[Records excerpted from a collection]
━━━━━━━━━━━━━━━━━━━━━━━━━━━━━━
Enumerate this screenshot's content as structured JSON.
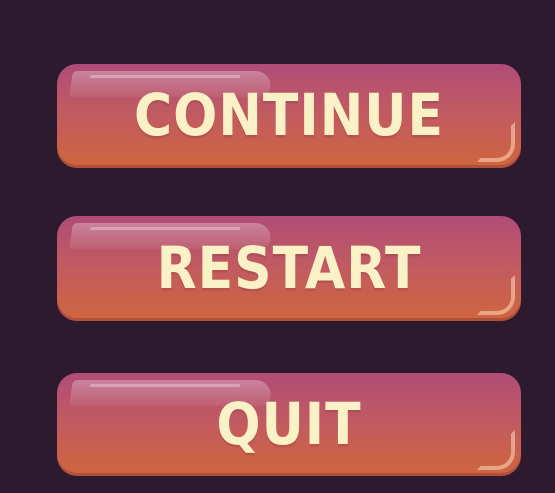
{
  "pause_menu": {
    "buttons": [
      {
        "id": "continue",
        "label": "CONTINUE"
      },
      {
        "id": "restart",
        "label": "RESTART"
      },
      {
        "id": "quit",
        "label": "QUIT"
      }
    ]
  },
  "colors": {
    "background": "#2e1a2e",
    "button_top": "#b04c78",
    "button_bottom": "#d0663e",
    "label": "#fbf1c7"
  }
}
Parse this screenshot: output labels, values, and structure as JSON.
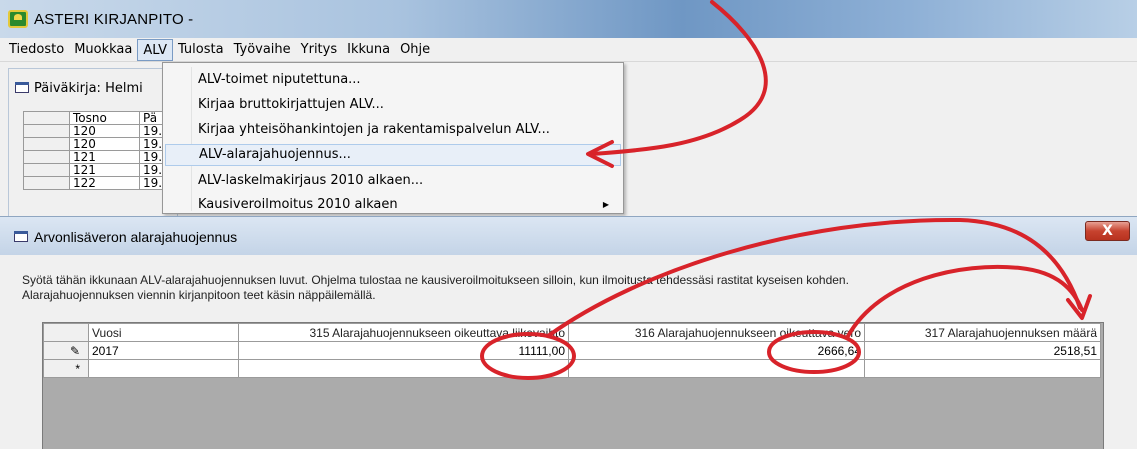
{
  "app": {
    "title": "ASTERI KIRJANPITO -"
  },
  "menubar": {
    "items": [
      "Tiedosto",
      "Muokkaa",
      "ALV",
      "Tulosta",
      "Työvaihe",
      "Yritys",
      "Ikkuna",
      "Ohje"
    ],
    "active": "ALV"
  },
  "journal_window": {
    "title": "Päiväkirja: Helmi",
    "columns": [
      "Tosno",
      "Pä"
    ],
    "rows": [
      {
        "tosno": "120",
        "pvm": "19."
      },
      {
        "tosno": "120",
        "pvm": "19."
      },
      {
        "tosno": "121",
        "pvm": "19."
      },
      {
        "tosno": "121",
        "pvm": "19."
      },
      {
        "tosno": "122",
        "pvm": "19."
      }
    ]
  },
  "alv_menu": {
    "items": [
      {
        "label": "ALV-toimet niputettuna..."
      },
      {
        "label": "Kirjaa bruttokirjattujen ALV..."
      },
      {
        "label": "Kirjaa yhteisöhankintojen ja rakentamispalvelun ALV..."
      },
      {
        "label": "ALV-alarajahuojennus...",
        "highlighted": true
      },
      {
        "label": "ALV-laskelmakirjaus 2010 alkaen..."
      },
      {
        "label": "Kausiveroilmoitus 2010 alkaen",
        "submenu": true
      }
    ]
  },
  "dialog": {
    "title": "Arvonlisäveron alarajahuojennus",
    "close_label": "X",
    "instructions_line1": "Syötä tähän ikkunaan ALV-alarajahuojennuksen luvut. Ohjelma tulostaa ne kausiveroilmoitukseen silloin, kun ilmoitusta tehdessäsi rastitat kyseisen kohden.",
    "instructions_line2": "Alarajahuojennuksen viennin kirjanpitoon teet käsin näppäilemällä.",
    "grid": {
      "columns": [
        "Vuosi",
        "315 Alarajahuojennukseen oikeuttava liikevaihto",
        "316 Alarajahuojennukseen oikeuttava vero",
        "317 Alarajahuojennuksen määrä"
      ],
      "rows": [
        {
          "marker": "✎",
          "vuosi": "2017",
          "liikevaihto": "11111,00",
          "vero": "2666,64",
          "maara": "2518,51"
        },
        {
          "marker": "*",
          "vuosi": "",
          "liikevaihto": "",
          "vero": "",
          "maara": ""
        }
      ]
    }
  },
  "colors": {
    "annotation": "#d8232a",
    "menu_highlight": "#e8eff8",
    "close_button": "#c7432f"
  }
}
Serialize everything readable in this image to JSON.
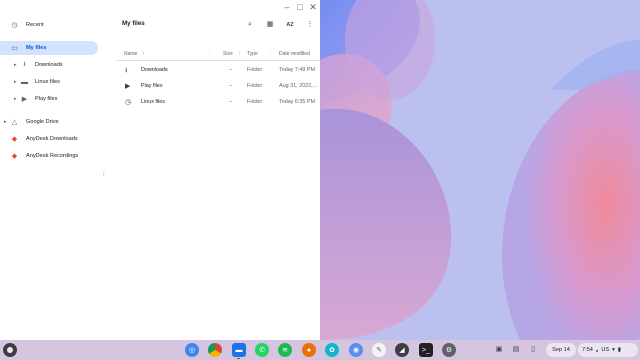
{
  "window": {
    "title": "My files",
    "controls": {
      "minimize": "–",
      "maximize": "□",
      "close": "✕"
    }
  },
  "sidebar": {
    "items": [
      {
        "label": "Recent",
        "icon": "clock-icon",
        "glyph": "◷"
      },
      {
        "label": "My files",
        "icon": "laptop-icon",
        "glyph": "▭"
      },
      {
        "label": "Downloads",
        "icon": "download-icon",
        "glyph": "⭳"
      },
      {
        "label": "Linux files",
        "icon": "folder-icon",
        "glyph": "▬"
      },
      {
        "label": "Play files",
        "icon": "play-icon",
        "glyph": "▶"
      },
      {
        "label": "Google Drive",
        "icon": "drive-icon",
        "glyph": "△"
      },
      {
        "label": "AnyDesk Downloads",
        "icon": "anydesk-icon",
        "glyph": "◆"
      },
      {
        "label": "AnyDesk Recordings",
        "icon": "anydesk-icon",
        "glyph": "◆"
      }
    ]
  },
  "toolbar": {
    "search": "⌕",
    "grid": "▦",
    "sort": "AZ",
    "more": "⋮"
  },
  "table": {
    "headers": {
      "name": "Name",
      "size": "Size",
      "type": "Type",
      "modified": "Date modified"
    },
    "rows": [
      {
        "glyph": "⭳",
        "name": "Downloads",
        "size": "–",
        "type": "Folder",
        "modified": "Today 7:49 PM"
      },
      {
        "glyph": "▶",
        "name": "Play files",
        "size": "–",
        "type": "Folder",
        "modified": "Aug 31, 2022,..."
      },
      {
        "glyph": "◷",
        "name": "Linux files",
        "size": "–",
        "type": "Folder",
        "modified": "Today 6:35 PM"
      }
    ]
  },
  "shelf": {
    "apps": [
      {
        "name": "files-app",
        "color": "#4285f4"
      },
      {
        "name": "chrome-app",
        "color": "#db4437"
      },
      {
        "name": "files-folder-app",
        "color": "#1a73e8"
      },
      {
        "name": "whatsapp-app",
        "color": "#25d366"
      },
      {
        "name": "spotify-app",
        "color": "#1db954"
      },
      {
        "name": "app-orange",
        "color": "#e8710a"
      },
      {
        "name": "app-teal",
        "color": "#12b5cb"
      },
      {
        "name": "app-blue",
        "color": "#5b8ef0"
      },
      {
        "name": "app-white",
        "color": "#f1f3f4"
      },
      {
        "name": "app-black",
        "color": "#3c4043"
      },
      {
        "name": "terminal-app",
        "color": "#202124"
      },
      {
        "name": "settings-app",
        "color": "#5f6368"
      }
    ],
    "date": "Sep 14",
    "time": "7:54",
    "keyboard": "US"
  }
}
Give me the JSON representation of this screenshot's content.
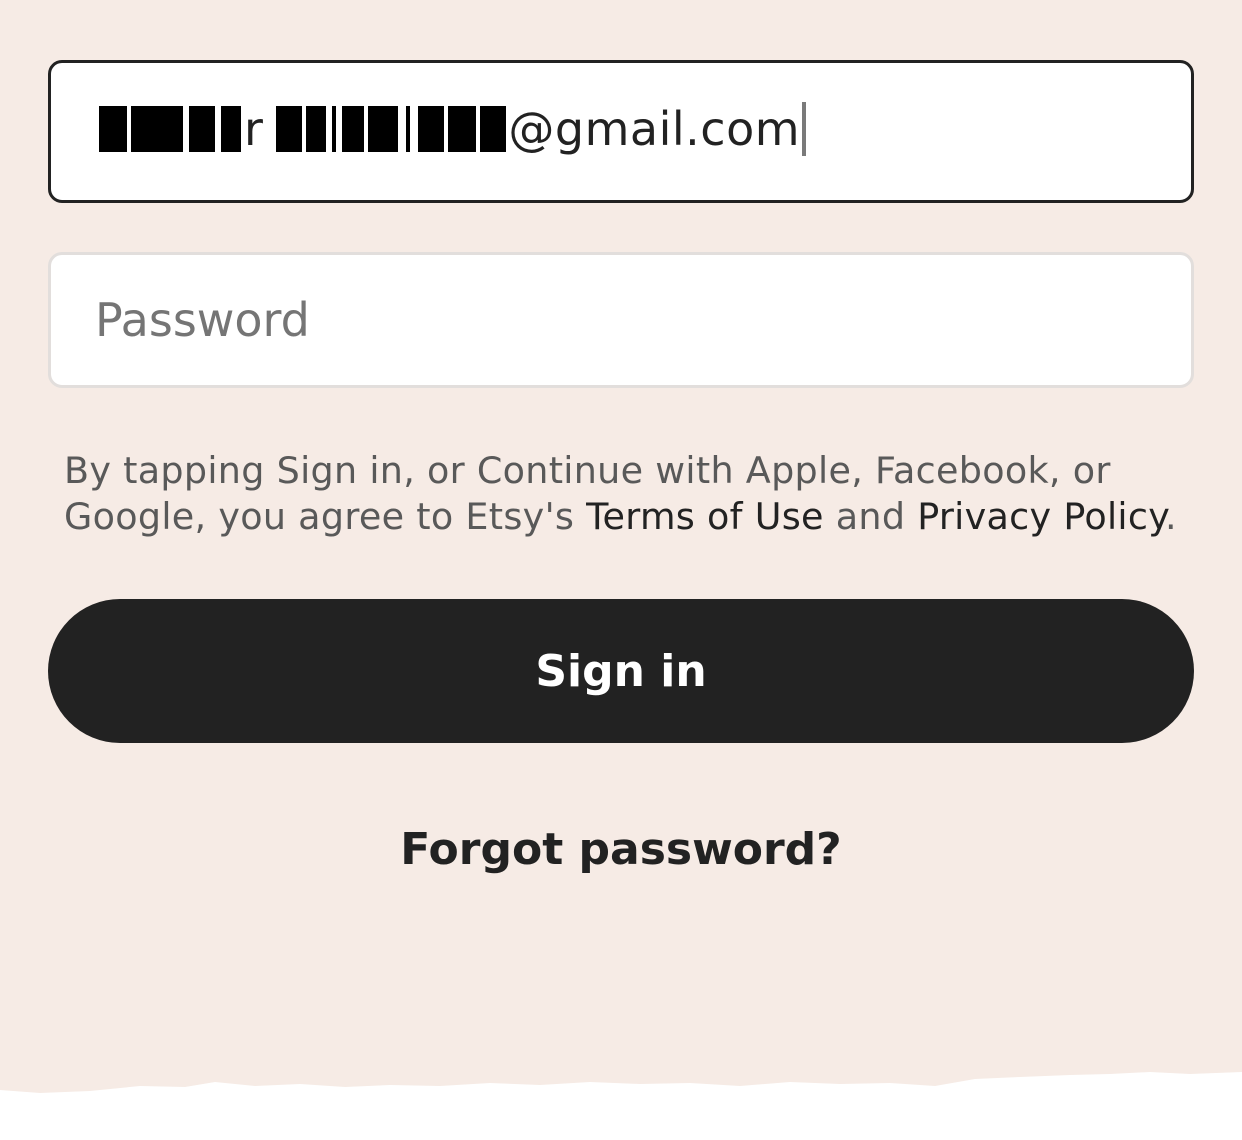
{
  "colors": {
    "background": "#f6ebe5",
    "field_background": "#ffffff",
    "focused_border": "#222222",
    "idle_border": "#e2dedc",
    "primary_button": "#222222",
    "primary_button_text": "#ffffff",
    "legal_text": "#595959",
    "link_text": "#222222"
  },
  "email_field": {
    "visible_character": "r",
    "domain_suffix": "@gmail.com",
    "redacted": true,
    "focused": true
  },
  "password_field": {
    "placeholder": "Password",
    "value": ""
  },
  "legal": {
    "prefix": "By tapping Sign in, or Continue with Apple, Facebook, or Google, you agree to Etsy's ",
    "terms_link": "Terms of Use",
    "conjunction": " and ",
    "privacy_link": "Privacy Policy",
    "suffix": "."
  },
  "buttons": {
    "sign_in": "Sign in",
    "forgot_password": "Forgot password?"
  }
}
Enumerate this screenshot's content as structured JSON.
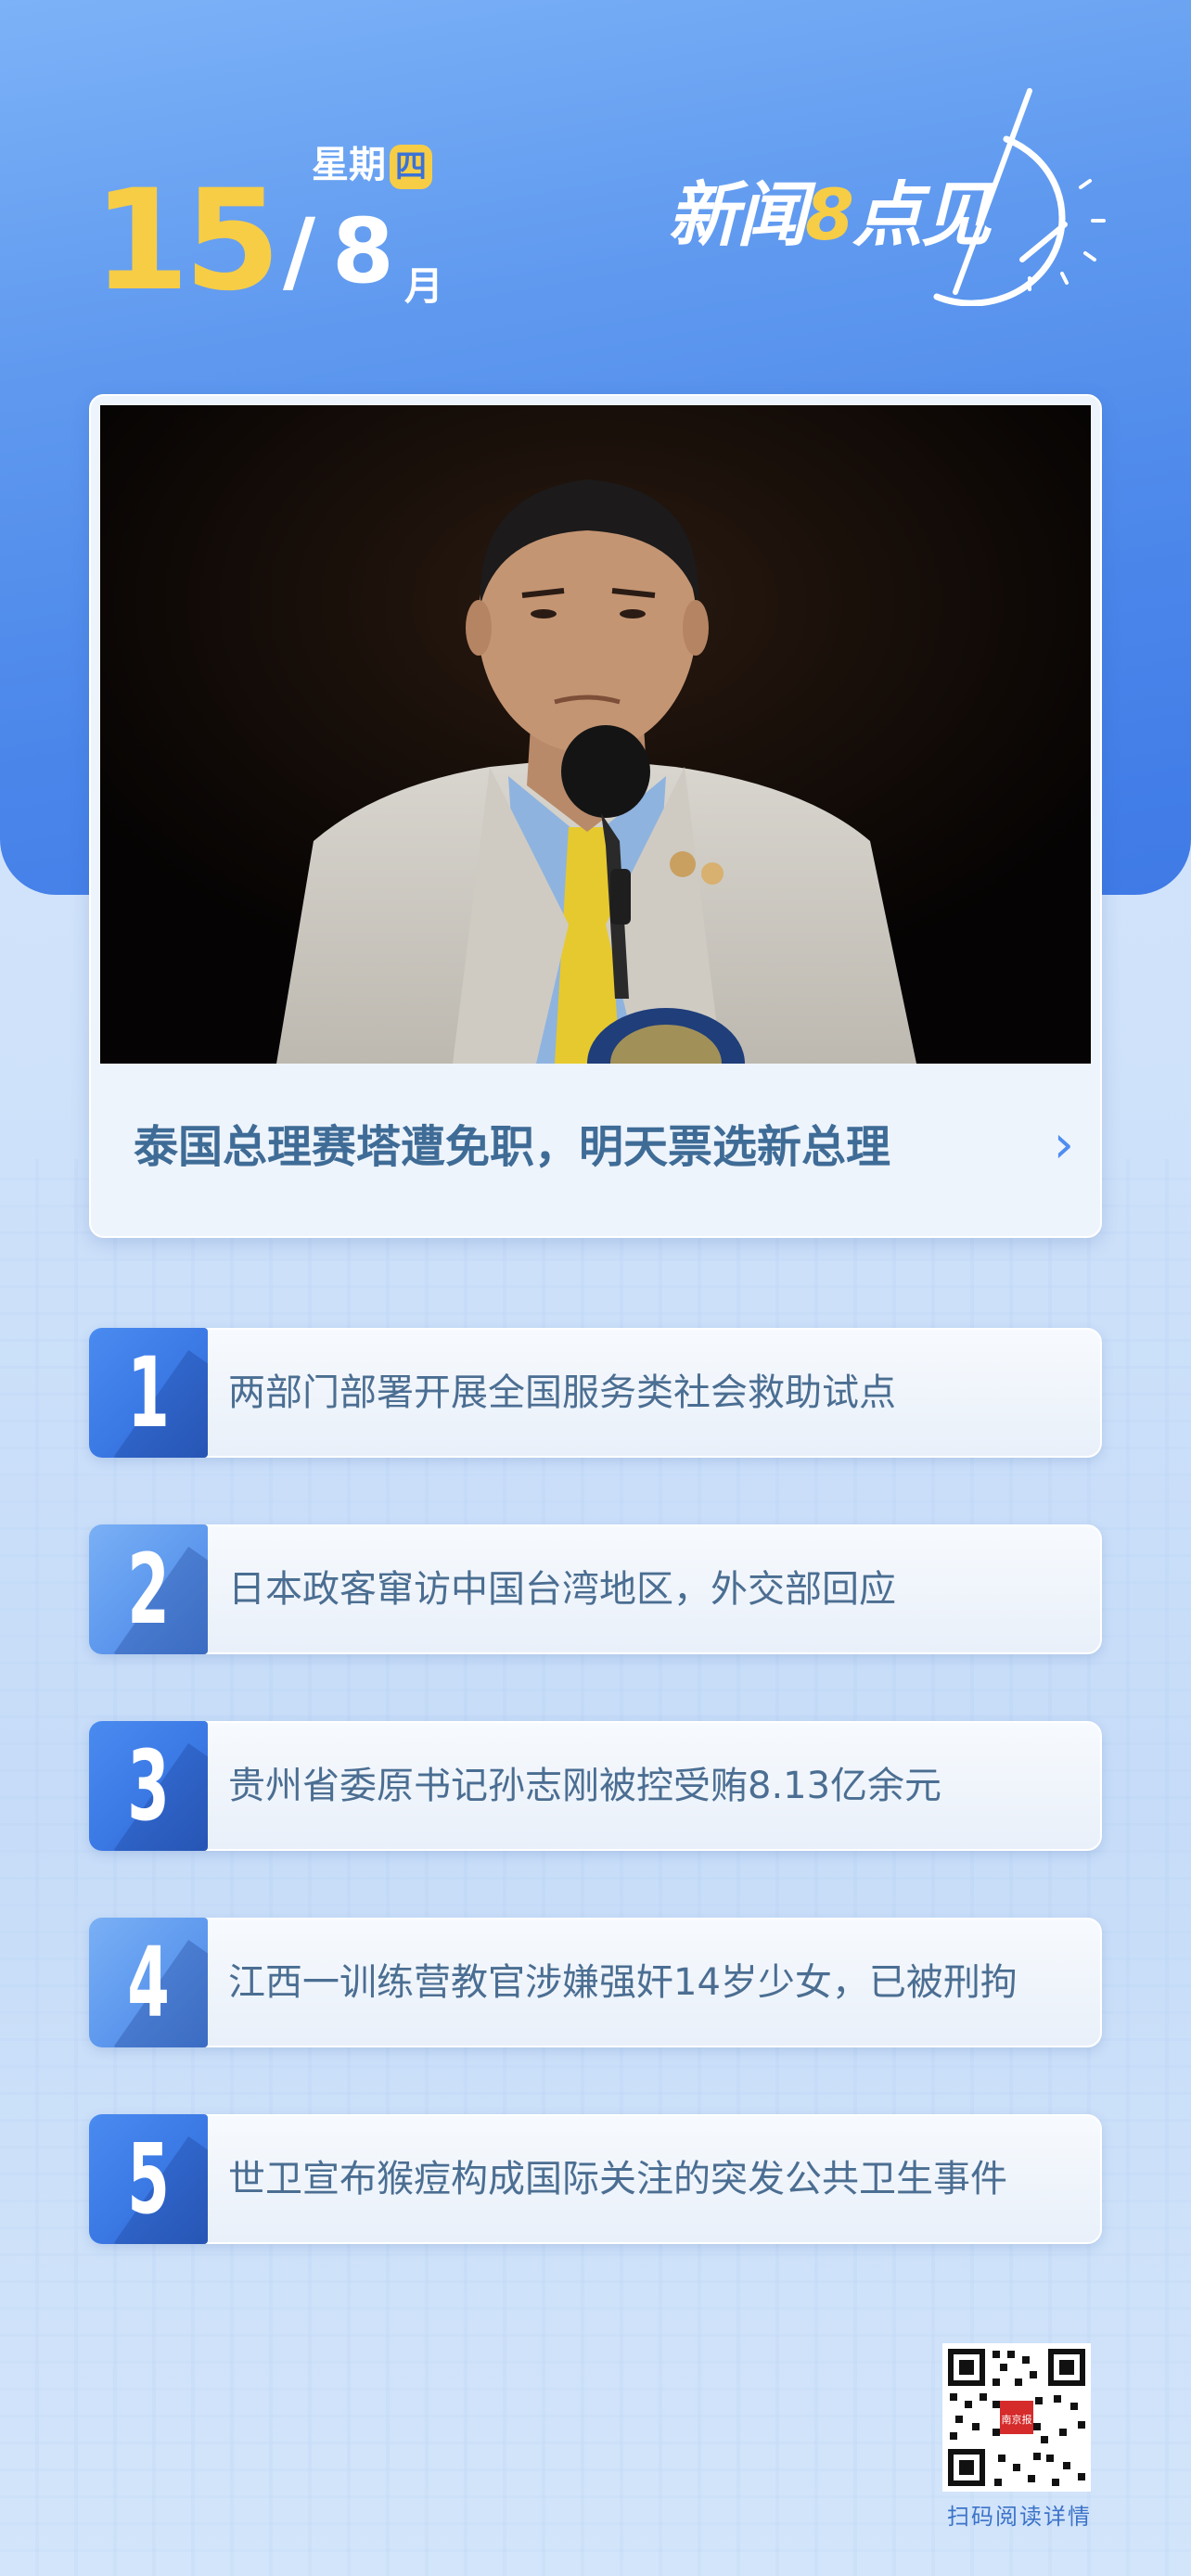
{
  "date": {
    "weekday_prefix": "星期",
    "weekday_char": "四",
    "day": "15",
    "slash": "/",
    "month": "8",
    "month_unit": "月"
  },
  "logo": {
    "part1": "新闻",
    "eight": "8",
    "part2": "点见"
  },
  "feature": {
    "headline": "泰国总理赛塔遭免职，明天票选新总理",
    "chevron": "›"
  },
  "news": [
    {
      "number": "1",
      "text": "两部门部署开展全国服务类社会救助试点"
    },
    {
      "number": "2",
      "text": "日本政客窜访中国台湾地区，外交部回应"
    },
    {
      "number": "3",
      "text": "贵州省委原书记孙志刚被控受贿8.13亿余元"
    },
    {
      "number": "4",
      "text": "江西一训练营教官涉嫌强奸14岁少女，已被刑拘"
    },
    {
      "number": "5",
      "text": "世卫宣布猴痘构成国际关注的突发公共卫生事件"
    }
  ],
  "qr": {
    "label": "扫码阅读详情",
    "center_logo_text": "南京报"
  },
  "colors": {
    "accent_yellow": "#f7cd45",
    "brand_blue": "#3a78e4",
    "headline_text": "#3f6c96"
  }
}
━━━━━━━━━━━━━━━━━━━━━━━━━━━━━━
* WHAT YOU NEED TO DO *
Search the data for "alkaen" and list every line in which it occurs.

* RESULT BELOW *
        "label": "ALV-laskelmakirjaus 2010 alkaen..."
        "label": "Kausiveroilmoitus 2010 alkaen",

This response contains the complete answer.